▶ _Listing_
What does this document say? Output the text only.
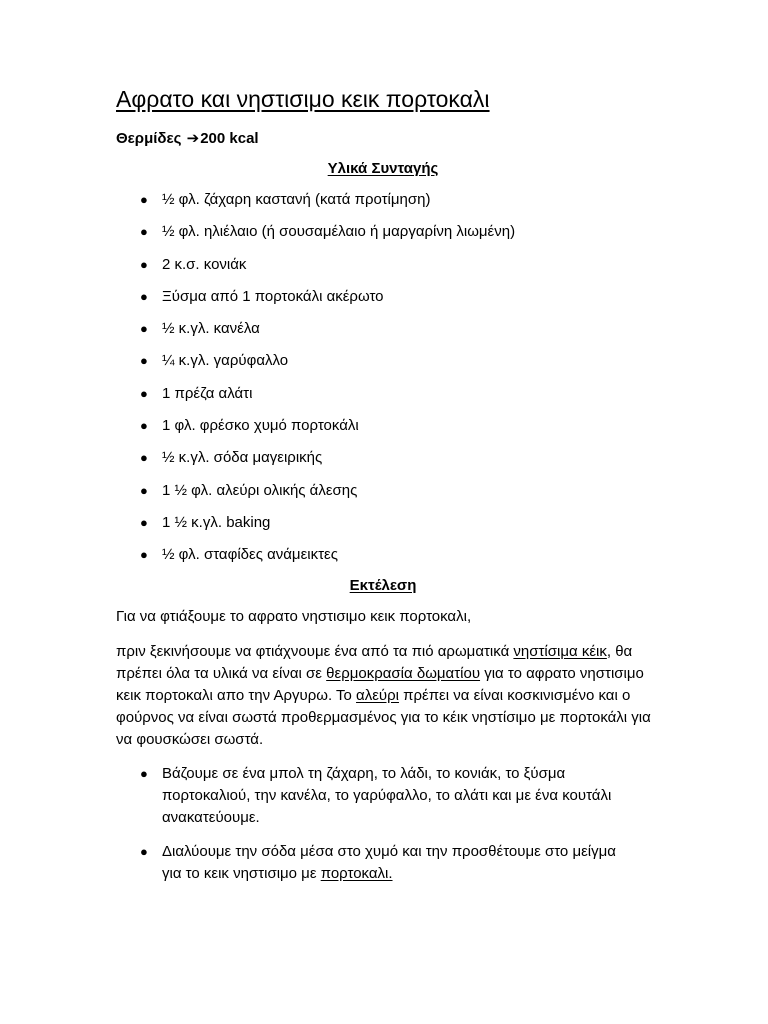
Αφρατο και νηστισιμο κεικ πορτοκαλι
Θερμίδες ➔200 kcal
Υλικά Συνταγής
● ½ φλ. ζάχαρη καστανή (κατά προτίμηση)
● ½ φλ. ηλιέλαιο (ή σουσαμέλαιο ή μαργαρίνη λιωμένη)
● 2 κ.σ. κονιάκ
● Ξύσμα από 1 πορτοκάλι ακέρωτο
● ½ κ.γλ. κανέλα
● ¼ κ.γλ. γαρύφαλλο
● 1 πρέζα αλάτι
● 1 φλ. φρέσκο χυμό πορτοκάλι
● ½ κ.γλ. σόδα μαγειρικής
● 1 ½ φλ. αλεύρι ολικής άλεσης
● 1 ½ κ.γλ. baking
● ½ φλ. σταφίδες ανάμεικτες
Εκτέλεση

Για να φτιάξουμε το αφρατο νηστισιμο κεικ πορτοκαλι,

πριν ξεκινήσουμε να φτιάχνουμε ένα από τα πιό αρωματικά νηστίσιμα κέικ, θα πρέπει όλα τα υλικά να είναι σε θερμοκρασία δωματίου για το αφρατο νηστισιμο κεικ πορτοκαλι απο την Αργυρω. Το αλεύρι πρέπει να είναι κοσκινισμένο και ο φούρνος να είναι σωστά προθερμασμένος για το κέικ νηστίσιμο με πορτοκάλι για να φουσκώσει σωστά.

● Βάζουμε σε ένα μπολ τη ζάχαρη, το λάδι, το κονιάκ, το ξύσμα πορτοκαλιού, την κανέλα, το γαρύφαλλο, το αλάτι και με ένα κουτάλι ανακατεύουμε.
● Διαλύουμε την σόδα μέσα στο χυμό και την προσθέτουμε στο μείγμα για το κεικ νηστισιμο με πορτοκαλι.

* * *

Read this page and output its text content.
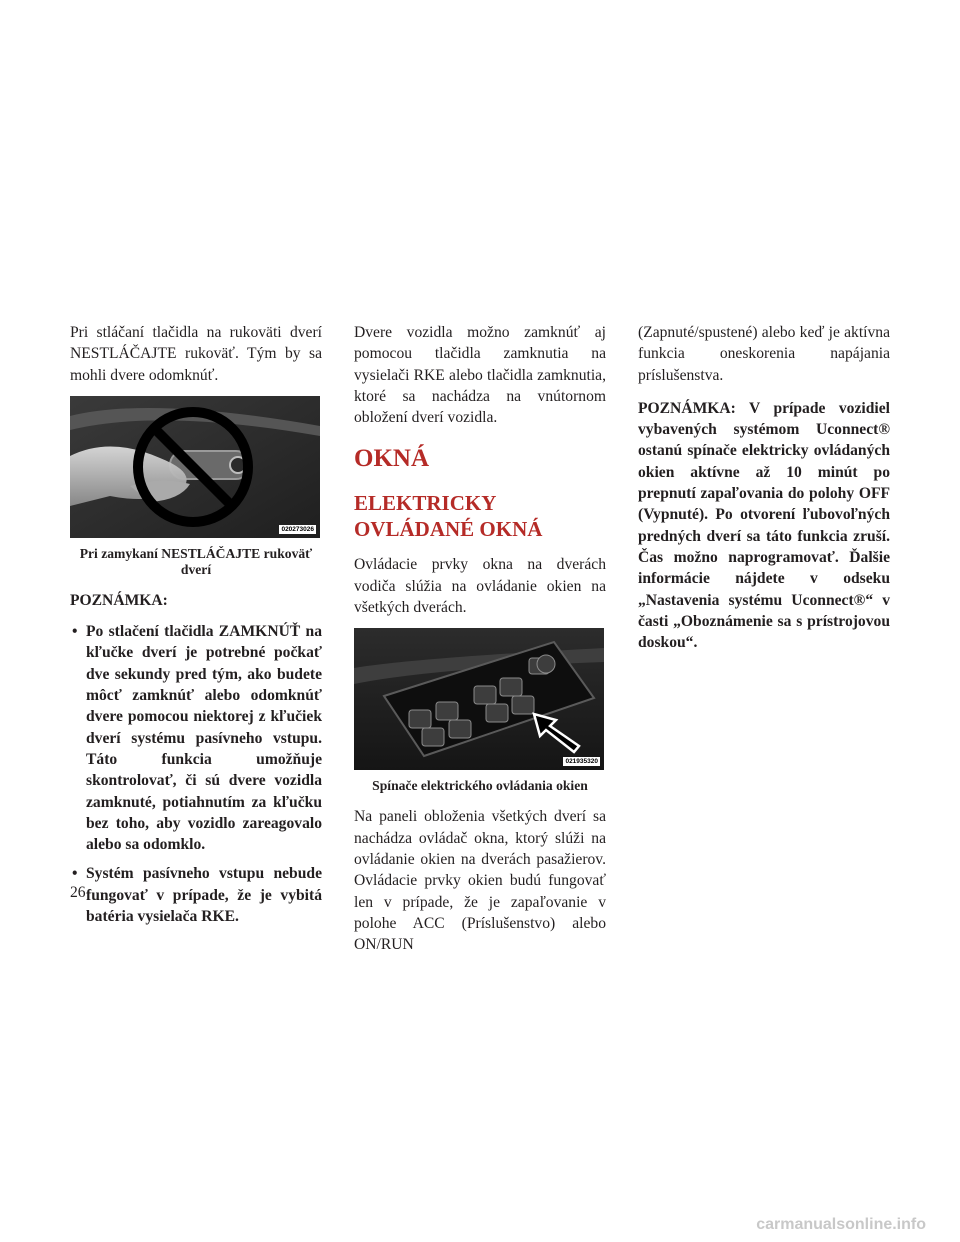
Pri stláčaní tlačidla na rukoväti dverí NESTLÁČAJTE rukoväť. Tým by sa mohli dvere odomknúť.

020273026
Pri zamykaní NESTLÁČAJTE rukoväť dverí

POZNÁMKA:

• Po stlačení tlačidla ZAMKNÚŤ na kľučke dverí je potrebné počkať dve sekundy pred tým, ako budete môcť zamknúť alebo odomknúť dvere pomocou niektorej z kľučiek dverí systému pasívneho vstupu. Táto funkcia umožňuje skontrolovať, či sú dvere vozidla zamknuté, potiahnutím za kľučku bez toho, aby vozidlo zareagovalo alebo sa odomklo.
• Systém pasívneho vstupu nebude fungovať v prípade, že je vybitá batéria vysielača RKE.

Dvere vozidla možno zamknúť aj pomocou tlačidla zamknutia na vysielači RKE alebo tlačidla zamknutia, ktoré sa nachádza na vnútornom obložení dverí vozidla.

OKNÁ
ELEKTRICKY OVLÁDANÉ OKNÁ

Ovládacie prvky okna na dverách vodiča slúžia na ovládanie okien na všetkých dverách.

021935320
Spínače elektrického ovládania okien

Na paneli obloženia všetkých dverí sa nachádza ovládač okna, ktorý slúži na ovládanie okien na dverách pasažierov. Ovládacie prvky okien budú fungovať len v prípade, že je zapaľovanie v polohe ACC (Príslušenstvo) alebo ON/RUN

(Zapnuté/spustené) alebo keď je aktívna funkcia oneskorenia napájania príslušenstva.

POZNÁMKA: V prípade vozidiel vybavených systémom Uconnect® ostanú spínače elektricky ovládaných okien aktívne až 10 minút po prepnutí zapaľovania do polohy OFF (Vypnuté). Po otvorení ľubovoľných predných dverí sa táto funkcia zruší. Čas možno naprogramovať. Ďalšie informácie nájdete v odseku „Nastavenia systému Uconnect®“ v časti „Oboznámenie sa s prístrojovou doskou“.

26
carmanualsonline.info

▶ _Exercise objective_
Collect, from the material above, every line containing the word "γαρύφαλλο".

▶ _Task output_
● ¼ κ.γλ. γαρύφαλλο
● Βάζουμε σε ένα μπολ τη ζάχαρη, το λάδι, το κονιάκ, το ξύσμα πορτοκαλιού, την κανέλα, το γαρύφαλλο, το αλάτι και με ένα κουτάλι ανακατεύουμε.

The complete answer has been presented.